=== WHAT THE TASK ASKS ===
Say how many lines contain "graph"; the answer is the number alone.

━━━ SOURCE RECORDS

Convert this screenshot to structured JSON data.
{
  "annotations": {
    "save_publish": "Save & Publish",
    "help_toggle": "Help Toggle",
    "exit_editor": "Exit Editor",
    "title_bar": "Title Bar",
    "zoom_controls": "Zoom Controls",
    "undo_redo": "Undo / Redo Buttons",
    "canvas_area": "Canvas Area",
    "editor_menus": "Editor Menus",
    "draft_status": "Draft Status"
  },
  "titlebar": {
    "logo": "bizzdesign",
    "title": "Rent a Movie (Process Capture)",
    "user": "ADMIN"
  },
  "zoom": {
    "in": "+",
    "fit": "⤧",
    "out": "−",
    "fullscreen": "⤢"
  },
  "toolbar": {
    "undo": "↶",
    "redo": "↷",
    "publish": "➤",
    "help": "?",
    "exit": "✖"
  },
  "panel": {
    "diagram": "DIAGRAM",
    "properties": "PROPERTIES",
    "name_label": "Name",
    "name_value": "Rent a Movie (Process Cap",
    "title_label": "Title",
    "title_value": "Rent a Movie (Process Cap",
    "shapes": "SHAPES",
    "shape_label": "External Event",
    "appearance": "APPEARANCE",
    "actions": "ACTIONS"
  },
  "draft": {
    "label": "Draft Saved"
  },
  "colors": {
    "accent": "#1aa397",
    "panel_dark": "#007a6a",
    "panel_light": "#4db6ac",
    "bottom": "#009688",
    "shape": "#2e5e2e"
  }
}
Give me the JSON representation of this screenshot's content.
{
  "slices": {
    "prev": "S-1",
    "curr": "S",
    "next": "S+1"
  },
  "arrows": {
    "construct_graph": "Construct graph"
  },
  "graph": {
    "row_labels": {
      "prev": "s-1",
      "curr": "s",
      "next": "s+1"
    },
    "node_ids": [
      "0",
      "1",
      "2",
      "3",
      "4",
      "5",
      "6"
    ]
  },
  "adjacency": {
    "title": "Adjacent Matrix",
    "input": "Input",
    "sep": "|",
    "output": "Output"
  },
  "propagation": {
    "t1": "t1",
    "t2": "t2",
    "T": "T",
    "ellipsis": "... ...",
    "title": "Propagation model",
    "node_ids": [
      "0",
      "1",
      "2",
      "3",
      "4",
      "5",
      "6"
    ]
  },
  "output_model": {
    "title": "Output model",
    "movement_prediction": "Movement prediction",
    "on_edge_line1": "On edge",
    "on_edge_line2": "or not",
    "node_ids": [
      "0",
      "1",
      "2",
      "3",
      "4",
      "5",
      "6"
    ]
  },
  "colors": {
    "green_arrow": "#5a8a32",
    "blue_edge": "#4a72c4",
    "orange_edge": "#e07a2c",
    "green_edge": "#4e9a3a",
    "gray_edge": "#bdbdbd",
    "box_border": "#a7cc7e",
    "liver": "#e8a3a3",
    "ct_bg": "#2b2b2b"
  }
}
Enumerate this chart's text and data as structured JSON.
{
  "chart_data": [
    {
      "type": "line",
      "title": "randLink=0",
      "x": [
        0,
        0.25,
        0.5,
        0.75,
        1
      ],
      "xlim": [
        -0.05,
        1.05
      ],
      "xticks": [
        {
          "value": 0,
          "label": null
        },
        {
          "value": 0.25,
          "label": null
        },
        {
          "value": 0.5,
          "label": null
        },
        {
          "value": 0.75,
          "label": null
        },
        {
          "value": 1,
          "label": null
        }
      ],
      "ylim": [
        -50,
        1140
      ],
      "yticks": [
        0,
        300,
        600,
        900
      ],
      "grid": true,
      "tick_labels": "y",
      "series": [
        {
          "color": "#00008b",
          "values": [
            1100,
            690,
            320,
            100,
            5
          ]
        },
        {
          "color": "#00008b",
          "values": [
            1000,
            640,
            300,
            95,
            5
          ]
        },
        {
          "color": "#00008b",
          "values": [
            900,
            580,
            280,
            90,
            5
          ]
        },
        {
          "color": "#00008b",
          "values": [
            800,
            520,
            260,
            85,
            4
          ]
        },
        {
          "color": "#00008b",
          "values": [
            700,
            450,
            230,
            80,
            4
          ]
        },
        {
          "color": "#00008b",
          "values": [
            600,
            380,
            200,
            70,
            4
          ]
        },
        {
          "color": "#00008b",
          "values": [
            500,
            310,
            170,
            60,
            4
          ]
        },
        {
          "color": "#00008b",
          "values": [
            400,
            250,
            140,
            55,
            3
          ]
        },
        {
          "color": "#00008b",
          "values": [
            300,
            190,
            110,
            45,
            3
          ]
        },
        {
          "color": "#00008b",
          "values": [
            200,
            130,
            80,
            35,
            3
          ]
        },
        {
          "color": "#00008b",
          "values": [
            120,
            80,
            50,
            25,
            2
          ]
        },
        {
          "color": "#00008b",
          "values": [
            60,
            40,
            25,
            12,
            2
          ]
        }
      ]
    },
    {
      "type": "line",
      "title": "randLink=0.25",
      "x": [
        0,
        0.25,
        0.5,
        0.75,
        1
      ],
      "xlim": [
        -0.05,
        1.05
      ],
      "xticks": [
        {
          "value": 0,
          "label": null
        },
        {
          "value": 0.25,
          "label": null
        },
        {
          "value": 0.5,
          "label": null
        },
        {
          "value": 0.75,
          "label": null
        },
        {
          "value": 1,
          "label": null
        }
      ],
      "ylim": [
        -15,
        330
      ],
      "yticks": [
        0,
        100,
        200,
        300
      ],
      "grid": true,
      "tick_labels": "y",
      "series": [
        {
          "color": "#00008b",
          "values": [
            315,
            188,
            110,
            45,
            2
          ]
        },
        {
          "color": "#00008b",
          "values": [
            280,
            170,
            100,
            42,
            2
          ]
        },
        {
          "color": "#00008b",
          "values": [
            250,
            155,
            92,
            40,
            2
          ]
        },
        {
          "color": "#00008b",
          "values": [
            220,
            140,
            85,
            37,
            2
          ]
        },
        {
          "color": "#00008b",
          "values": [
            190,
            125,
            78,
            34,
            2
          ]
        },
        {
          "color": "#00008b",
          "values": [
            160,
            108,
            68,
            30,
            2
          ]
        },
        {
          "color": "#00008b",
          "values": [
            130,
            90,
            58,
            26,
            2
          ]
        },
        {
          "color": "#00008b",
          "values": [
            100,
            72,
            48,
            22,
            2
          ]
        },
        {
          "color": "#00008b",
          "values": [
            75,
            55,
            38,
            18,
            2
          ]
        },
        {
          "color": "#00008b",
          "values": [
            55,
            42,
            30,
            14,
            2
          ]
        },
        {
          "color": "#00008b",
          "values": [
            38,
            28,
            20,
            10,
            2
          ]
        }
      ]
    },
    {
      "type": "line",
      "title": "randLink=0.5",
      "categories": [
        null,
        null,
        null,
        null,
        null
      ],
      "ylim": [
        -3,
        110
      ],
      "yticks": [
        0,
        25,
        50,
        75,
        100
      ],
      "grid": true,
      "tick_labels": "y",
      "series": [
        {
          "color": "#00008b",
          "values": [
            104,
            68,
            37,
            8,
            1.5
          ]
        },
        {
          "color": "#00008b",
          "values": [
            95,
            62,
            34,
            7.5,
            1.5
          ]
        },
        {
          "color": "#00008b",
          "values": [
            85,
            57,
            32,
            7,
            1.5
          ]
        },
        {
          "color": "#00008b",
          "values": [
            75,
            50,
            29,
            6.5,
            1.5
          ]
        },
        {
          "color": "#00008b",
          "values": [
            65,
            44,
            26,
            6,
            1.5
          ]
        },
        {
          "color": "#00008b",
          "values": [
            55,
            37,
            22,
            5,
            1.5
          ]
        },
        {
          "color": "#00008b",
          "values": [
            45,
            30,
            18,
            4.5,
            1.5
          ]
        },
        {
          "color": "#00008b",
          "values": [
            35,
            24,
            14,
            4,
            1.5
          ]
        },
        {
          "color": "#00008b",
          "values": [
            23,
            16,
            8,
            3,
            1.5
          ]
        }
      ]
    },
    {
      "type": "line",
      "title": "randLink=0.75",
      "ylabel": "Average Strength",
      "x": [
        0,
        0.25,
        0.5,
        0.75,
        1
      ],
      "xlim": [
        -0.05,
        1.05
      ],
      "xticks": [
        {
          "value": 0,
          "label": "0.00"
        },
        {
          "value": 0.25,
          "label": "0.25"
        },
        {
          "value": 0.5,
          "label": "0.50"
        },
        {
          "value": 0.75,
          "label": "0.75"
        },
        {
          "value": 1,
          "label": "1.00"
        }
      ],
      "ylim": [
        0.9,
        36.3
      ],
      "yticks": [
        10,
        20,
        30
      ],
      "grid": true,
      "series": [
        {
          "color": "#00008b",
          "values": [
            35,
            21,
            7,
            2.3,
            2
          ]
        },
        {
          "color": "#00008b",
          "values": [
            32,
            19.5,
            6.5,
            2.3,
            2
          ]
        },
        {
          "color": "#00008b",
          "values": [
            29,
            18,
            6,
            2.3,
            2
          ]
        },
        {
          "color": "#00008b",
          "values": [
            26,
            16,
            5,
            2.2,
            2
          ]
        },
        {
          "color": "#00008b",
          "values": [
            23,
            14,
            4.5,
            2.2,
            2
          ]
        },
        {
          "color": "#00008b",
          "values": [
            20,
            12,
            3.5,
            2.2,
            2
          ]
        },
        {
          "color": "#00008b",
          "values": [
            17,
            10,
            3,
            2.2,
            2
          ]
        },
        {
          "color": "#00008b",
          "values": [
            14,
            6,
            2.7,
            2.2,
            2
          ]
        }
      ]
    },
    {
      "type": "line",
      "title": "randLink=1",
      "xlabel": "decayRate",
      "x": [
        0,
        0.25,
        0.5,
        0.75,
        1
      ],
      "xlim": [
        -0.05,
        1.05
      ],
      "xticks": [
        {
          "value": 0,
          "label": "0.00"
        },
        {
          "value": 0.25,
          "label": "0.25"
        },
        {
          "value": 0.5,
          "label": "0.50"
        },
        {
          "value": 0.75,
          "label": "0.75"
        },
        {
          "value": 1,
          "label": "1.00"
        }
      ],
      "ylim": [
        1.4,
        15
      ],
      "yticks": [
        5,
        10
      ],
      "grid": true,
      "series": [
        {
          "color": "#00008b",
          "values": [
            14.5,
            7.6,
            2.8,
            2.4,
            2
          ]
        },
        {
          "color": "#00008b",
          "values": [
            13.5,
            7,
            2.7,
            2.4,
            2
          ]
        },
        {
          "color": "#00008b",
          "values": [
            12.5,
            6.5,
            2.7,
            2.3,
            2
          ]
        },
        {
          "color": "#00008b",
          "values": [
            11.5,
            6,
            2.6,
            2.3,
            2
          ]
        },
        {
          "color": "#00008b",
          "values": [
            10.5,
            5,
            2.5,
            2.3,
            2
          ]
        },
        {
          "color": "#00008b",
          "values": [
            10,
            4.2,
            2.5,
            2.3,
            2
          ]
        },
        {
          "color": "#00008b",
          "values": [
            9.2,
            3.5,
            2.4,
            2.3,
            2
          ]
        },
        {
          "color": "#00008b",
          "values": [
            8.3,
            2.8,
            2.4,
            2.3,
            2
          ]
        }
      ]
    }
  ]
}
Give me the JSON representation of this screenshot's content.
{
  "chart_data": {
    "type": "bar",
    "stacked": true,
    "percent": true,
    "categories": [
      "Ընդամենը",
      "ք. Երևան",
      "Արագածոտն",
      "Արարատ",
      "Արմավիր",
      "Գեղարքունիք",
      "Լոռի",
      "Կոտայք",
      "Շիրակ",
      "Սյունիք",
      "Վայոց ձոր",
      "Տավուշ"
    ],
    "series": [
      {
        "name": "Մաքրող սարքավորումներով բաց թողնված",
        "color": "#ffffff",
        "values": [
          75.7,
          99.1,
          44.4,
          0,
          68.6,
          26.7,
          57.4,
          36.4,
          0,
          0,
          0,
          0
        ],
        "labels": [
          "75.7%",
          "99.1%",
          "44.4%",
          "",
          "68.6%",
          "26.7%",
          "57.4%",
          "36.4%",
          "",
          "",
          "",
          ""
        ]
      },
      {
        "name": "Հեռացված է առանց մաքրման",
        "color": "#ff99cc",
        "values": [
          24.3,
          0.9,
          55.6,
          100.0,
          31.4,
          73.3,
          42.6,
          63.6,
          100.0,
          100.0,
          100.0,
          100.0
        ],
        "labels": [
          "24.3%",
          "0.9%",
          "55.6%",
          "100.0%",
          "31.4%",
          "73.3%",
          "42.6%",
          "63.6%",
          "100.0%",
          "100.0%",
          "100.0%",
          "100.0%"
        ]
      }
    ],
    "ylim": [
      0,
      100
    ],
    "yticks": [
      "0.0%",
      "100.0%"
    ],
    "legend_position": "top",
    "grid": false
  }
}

━━━━━━

=== REPLY ===
2